### Exercise aim
The entries below should be given again exactly, minus their pictures.

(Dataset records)
-.-.-
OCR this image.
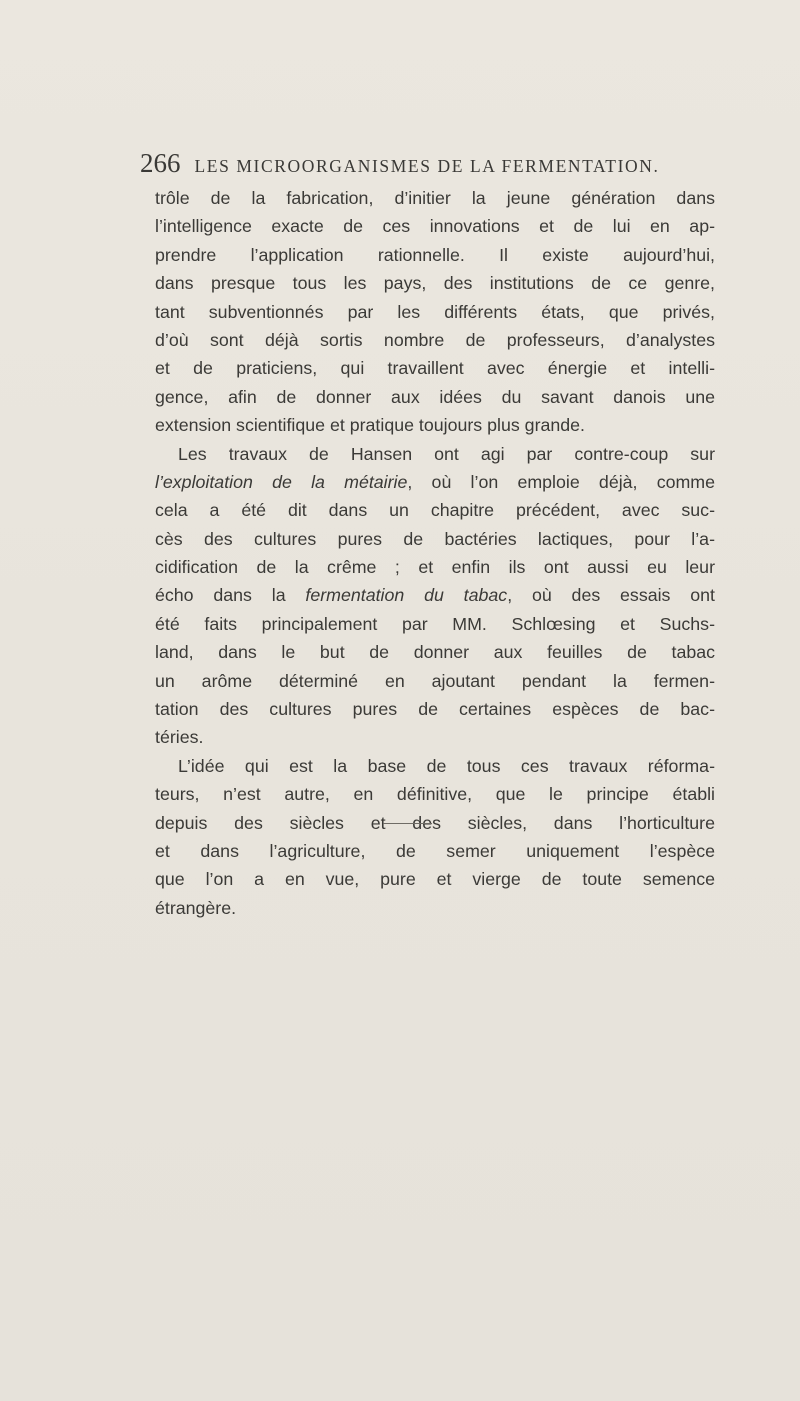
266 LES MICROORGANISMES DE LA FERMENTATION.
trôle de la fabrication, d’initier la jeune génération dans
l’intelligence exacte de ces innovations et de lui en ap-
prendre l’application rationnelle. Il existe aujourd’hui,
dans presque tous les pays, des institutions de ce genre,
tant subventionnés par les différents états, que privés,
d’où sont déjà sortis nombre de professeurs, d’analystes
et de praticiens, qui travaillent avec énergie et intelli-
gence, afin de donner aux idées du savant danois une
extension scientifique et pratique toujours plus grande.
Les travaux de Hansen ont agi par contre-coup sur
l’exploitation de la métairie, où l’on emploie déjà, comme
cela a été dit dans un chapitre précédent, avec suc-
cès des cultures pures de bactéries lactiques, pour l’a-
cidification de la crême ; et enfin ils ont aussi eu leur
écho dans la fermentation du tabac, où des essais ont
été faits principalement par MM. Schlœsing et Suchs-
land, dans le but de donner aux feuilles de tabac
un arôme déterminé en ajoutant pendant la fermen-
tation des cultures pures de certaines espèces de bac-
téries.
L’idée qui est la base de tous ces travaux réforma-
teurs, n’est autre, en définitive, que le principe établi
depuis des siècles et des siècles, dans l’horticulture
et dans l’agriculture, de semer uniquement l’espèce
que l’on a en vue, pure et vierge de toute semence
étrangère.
-.-.-
### Written solution
OCR this image.
266 LES MICROORGANISMES DE LA FERMENTATION.
trôle de la fabrication, d’initier la jeune génération dans
l’intelligence exacte de ces innovations et de lui en ap-
prendre l’application rationnelle. Il existe aujourd’hui,
dans presque tous les pays, des institutions de ce genre,
tant subventionnés par les différents états, que privés,
d’où sont déjà sortis nombre de professeurs, d’analystes
et de praticiens, qui travaillent avec énergie et intelli-
gence, afin de donner aux idées du savant danois une
extension scientifique et pratique toujours plus grande.
Les travaux de Hansen ont agi par contre-coup sur
l’exploitation de la métairie, où l’on emploie déjà, comme
cela a été dit dans un chapitre précédent, avec suc-
cès des cultures pures de bactéries lactiques, pour l’a-
cidification de la crême ; et enfin ils ont aussi eu leur
écho dans la fermentation du tabac, où des essais ont
été faits principalement par MM. Schlœsing et Suchs-
land, dans le but de donner aux feuilles de tabac
un arôme déterminé en ajoutant pendant la fermen-
tation des cultures pures de certaines espèces de bac-
téries.
L’idée qui est la base de tous ces travaux réforma-
teurs, n’est autre, en définitive, que le principe établi
depuis des siècles et des siècles, dans l’horticulture
et dans l’agriculture, de semer uniquement l’espèce
que l’on a en vue, pure et vierge de toute semence
étrangère.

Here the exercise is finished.